From the entries below, copy every line where the string "losing" appears.

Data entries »
=-=-=-=-=

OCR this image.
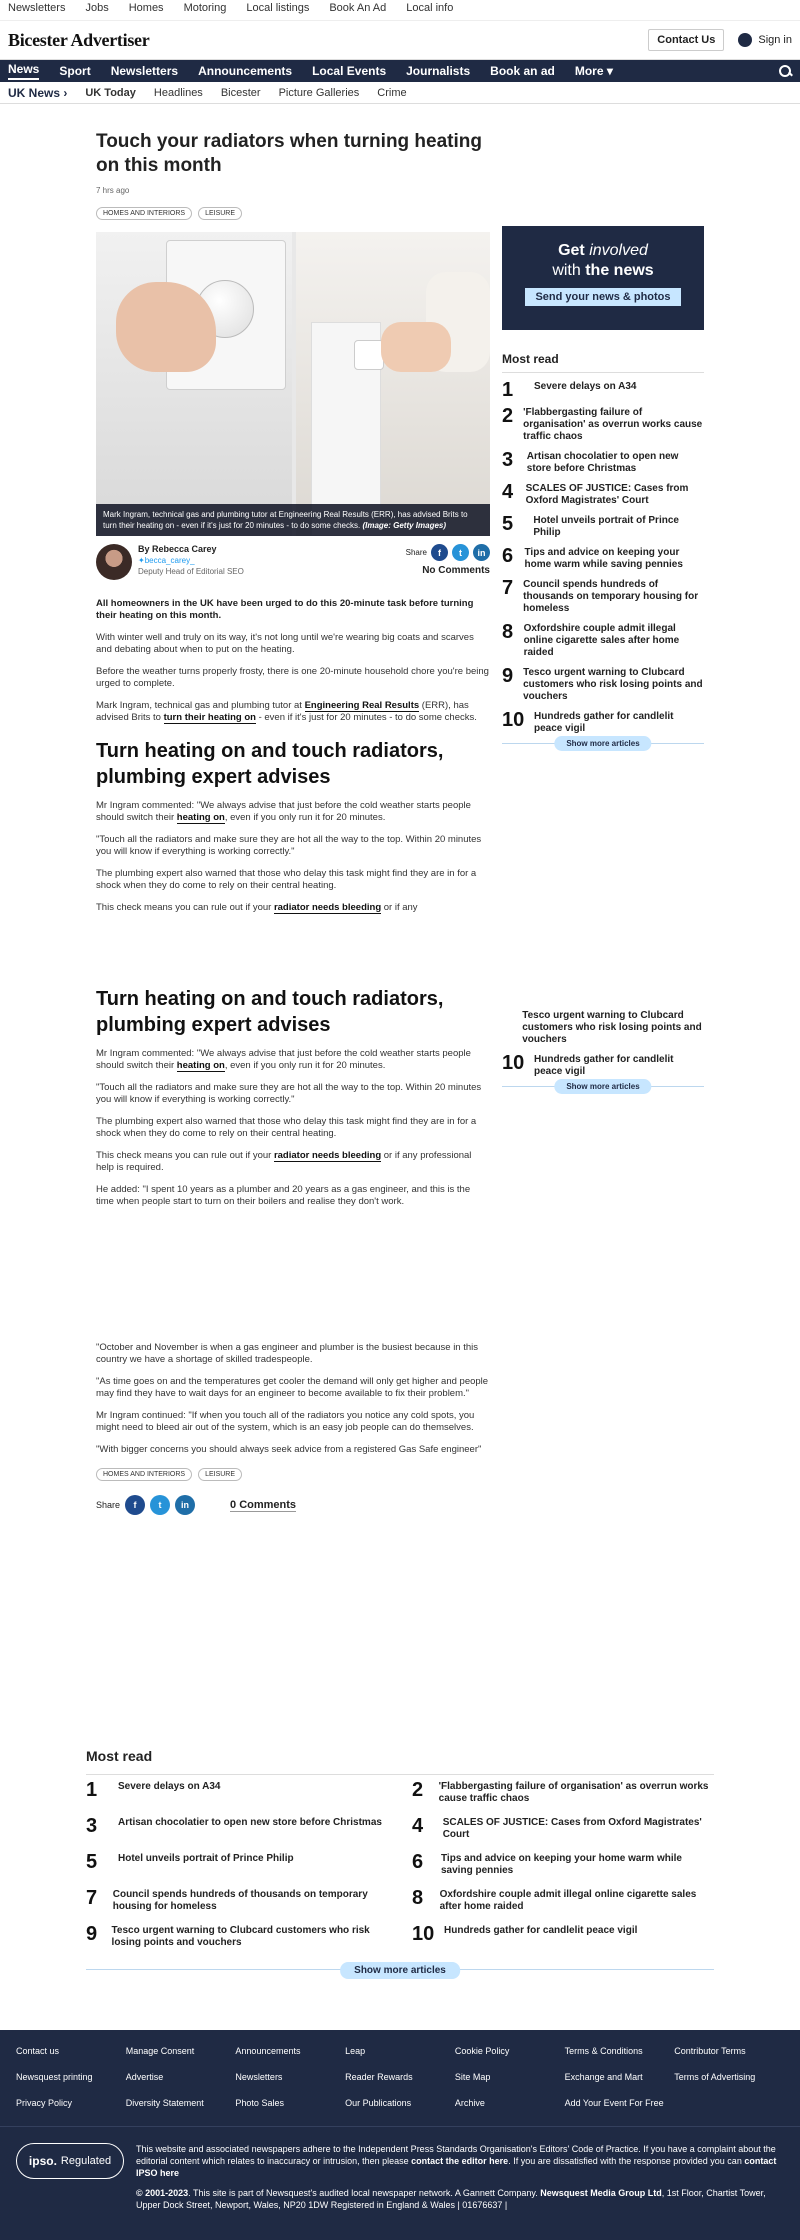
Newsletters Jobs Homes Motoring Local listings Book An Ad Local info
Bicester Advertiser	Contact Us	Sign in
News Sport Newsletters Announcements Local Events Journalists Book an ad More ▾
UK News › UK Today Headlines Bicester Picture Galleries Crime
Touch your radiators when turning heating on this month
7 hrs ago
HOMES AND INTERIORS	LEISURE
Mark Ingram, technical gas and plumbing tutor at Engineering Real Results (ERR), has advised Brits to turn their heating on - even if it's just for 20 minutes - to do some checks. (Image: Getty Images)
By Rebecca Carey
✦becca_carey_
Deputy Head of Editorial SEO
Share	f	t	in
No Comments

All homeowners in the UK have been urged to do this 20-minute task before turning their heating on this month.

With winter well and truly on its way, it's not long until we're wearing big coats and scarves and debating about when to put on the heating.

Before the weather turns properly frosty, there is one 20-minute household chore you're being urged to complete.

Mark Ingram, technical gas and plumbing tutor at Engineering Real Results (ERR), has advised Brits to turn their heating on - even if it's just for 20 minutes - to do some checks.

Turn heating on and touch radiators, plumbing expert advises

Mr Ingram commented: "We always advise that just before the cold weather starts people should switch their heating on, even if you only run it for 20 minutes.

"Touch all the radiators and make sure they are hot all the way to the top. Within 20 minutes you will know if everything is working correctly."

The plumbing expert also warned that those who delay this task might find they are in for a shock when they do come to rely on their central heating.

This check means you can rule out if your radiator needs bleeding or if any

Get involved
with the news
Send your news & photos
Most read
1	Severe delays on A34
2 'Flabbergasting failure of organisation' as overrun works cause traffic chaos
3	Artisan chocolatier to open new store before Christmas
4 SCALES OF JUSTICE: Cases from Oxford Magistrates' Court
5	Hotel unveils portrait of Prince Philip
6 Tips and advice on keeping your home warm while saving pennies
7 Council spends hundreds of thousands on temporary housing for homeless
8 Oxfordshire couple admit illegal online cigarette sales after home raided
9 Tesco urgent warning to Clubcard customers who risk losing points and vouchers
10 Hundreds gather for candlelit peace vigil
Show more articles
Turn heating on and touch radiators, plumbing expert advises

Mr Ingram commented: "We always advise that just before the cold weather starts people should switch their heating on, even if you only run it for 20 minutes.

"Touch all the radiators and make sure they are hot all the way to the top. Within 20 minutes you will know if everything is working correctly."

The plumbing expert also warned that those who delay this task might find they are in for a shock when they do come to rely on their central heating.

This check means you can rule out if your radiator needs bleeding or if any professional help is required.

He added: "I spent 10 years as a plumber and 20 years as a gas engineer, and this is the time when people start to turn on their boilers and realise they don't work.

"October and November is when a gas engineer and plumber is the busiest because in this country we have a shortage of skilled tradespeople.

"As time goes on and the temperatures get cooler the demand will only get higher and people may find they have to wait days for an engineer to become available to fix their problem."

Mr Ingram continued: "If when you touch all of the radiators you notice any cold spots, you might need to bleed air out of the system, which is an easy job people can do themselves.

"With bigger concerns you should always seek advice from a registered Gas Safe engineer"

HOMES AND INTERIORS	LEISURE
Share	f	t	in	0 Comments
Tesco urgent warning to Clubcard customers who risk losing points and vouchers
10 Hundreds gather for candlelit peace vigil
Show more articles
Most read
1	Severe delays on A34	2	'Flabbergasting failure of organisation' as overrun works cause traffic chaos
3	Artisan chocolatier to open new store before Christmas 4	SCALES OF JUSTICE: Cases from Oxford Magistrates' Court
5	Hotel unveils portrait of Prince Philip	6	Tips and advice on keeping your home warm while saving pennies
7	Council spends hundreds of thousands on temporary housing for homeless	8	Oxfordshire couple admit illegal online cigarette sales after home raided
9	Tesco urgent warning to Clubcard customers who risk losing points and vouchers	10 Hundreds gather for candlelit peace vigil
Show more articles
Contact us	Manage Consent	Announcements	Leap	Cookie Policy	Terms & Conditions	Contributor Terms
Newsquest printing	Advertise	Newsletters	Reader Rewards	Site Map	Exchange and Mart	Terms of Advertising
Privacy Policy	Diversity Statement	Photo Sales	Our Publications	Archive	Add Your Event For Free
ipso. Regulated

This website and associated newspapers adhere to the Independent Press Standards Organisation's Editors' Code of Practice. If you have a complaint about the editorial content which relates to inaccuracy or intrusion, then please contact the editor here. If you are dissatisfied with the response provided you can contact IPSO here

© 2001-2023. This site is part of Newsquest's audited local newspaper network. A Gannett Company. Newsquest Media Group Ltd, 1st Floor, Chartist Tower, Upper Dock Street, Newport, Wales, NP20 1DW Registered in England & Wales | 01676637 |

=-=-=-=-=

The solution »
9 Tesco urgent warning to Clubcard customers who risk losing points and vouchers
Tesco urgent warning to Clubcard customers who risk losing points and vouchers
9	Tesco urgent warning to Clubcard customers who risk losing points and vouchers	10 Hundreds gather for candlelit peace vigil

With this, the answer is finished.